## What to do
Report the number of lines that hold the string "antenna". Leave out any other text.

## Data lines
____________
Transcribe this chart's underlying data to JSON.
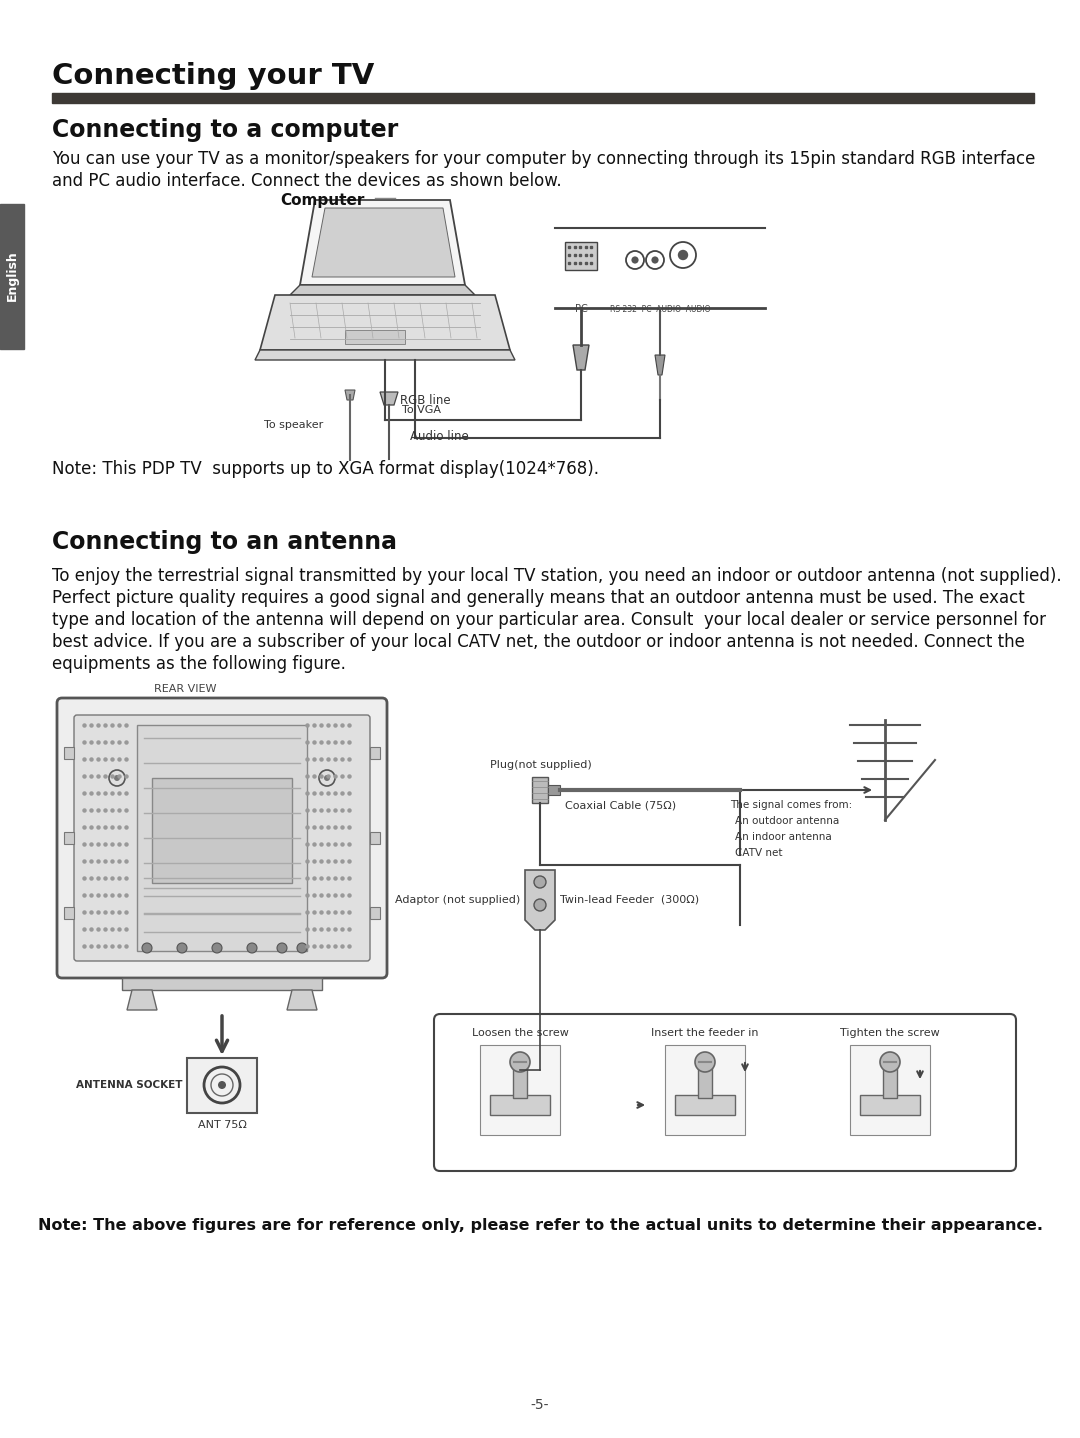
{
  "page_title": "Connecting your TV",
  "section1_title": "Connecting to a computer",
  "section1_body_line1": "You can use your TV as a monitor/speakers for your computer by connecting through its 15pin standard RGB interface",
  "section1_body_line2": "and PC audio interface. Connect the devices as shown below.",
  "section1_note": "Note: This PDP TV  supports up to XGA format display(1024*768).",
  "section2_title": "Connecting to an antenna",
  "section2_body": "To enjoy the terrestrial signal transmitted by your local TV station, you need an indoor or outdoor antenna (not supplied).\nPerfect picture quality requires a good signal and generally means that an outdoor antenna must be used. The exact\ntype and location of the antenna will depend on your particular area. Consult  your local dealer or service personnel for\nbest advice. If you are a subscriber of your local CATV net, the outdoor or indoor antenna is not needed. Connect the\nequipments as the following figure.",
  "bottom_note": "Note: The above figures are for reference only, please refer to the actual units to determine their appearance.",
  "page_number": "-5-",
  "english_tab_text": "English",
  "bg_color": "#ffffff",
  "title_bar_color": "#3d3935",
  "english_tab_color": "#595959"
}
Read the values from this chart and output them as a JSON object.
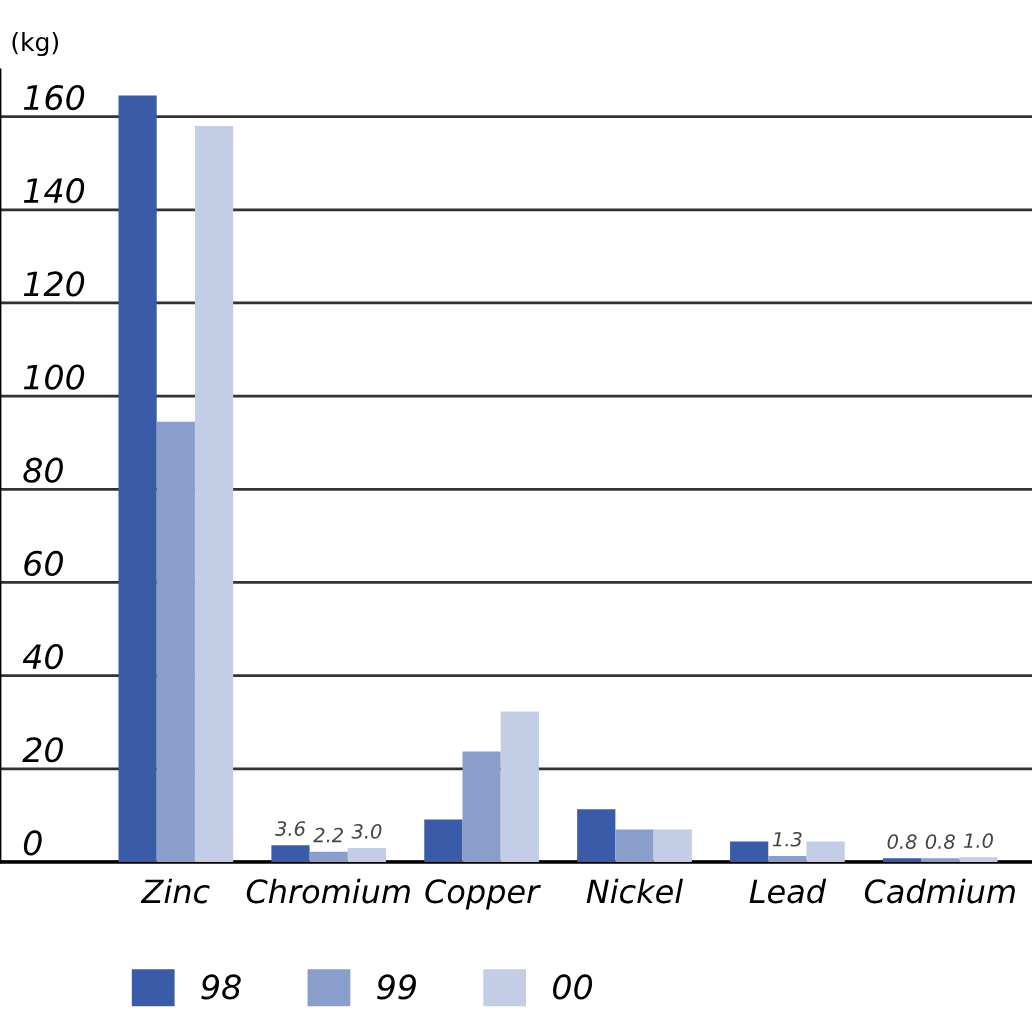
{
  "chart_data": {
    "type": "bar",
    "ylabel": "(kg)",
    "categories": [
      "Zinc",
      "Chromium",
      "Copper",
      "Nickel",
      "Lead",
      "Cadmium"
    ],
    "series": [
      {
        "name": "98",
        "color": "#3a5ba8",
        "values": [
          164.5,
          3.6,
          9.1,
          11.3,
          4.4,
          0.8
        ],
        "value_labels": [
          null,
          "3.6",
          null,
          null,
          null,
          "0.8"
        ]
      },
      {
        "name": "99",
        "color": "#8a9ecc",
        "values": [
          94.5,
          2.2,
          23.7,
          7.0,
          1.3,
          0.8
        ],
        "value_labels": [
          null,
          "2.2",
          null,
          null,
          "1.3",
          "0.8"
        ]
      },
      {
        "name": "00",
        "color": "#c4cde6",
        "values": [
          158,
          3.0,
          32.3,
          7.0,
          4.4,
          1.0
        ],
        "value_labels": [
          null,
          "3.0",
          null,
          null,
          null,
          "1.0"
        ]
      }
    ],
    "ylim": [
      0,
      170
    ],
    "yticks": [
      0,
      20,
      40,
      60,
      80,
      100,
      120,
      140,
      160
    ],
    "grid": "y",
    "legend": "bottom left"
  }
}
____________
## Solution for this exercise
2